[Stored data entries]
>>>

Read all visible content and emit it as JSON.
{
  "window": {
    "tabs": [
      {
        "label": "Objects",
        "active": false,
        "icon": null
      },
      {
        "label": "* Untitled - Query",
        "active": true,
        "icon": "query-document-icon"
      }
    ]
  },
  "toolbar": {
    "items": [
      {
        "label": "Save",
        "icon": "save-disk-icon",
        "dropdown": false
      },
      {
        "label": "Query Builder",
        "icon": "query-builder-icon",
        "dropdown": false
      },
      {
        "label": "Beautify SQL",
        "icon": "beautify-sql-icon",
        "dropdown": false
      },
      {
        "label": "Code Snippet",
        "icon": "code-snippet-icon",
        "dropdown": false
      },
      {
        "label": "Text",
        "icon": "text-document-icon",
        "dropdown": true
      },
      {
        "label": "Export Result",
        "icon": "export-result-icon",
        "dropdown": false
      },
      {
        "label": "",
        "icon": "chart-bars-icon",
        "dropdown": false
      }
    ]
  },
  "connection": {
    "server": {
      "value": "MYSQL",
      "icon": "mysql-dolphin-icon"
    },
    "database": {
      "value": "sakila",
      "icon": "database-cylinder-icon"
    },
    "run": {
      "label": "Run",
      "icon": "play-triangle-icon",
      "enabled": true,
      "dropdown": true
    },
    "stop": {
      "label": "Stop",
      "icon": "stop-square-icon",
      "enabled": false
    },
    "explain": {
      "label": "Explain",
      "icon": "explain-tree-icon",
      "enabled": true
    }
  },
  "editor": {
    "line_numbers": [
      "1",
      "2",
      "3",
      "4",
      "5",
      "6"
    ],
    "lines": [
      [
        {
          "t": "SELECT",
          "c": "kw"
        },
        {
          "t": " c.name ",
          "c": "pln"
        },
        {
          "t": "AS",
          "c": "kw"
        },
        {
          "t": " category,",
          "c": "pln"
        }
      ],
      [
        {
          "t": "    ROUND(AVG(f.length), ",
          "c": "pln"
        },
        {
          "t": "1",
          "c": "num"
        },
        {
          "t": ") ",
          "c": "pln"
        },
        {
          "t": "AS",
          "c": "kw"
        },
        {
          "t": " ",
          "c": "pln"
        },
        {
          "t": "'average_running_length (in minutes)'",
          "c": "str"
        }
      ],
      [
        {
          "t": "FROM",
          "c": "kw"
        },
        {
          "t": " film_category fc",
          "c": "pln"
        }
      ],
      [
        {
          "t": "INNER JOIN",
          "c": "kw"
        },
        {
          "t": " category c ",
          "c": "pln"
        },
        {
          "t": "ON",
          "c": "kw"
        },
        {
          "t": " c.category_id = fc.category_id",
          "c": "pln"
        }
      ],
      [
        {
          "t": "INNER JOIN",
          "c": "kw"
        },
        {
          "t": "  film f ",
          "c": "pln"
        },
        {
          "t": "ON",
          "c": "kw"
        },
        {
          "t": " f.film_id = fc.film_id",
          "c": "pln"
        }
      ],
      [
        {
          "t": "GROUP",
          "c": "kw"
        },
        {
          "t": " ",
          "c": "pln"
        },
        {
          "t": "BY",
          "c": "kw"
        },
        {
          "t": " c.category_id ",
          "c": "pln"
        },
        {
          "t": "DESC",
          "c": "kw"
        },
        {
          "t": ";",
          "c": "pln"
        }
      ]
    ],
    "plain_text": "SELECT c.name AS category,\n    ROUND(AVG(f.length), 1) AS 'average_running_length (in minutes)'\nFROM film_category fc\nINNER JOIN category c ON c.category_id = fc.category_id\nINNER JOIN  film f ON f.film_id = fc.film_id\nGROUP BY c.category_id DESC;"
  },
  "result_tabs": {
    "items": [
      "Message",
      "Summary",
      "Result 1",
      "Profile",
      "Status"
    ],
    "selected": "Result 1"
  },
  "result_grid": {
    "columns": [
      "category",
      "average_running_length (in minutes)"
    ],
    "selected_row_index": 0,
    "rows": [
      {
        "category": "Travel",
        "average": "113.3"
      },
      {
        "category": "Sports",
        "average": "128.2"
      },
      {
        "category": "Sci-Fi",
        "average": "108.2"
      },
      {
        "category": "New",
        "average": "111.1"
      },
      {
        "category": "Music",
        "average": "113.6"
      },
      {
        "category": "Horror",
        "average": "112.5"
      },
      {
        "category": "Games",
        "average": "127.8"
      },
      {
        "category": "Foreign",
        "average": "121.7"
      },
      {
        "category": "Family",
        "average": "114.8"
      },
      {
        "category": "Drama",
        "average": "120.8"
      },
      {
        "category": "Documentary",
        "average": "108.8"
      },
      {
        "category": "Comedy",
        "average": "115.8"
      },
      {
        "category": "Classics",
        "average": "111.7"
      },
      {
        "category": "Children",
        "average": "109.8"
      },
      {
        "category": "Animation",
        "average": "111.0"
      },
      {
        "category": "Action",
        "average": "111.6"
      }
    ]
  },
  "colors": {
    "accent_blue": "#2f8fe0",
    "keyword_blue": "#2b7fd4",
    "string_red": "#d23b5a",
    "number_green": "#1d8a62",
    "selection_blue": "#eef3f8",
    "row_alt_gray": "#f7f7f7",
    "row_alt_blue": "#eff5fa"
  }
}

<<<

▶ **Problem statement**
Pull out all lines in the data above that include "ROUND".

▶ **Result of the exercise**
          "t": "    ROUND(AVG(f.length), ",
    "plain_text": "SELECT c.name AS category,\n    ROUND(AVG(f.length), 1) AS 'average_running_length (in minutes)'\nFROM film_category fc\nINNER JOIN category c ON c.category_id = fc.category_id\nINNER JOIN  film f ON f.film_id = fc.film_id\nGROUP BY c.category_id DESC;"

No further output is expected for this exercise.